— STATED PROBLEM —
Extract all lines that hold the string "почему".

— DATASET RECORDS —
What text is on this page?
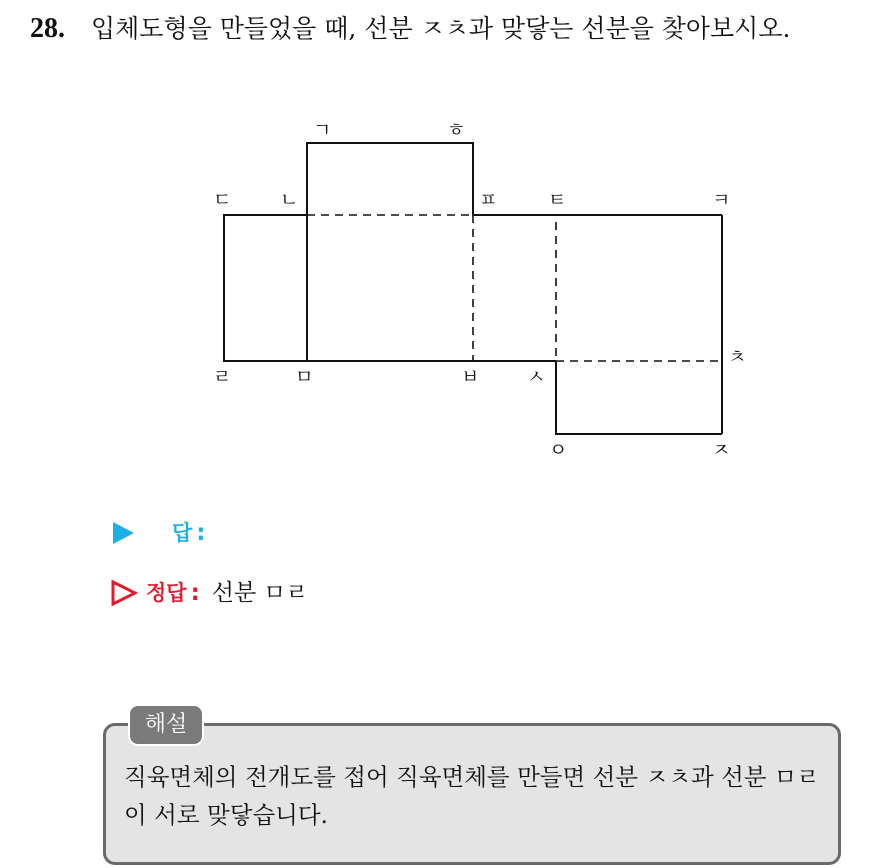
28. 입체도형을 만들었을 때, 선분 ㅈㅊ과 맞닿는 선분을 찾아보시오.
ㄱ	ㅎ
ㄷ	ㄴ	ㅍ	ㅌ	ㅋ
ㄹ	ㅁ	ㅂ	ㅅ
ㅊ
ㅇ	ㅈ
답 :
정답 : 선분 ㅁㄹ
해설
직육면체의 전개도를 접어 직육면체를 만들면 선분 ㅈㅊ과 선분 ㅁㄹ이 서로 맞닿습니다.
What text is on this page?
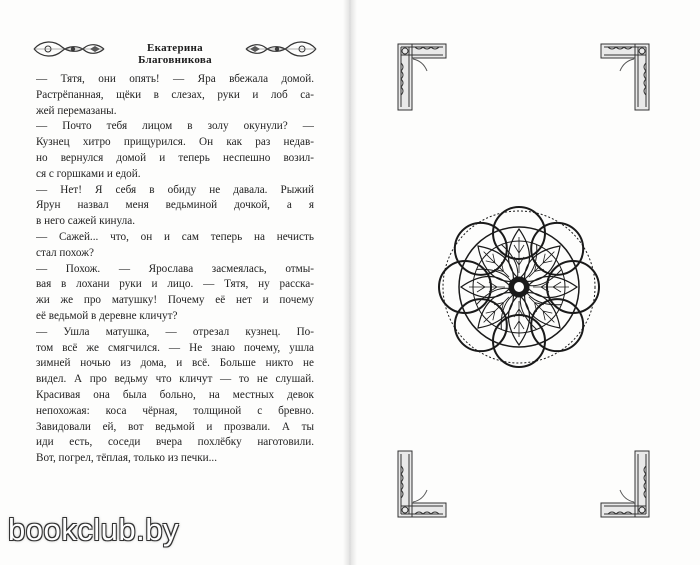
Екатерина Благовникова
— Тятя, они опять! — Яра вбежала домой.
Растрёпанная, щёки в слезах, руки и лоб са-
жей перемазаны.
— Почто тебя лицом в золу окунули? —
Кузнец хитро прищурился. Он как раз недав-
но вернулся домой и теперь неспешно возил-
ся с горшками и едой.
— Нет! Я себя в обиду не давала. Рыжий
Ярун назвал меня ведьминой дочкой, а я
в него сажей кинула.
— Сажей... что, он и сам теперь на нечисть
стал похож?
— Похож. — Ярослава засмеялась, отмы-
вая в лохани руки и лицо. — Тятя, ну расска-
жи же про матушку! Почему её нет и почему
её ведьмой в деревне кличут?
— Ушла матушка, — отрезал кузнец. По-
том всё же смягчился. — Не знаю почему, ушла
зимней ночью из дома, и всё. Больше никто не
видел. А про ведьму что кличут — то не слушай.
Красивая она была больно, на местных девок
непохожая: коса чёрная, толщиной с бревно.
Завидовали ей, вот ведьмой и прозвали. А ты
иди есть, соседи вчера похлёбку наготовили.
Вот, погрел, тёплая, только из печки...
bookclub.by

— COMPLETE OUTPUT —
жи же про матушку! Почему её нет и почему
том всё же смягчился. — Не знаю почему, ушла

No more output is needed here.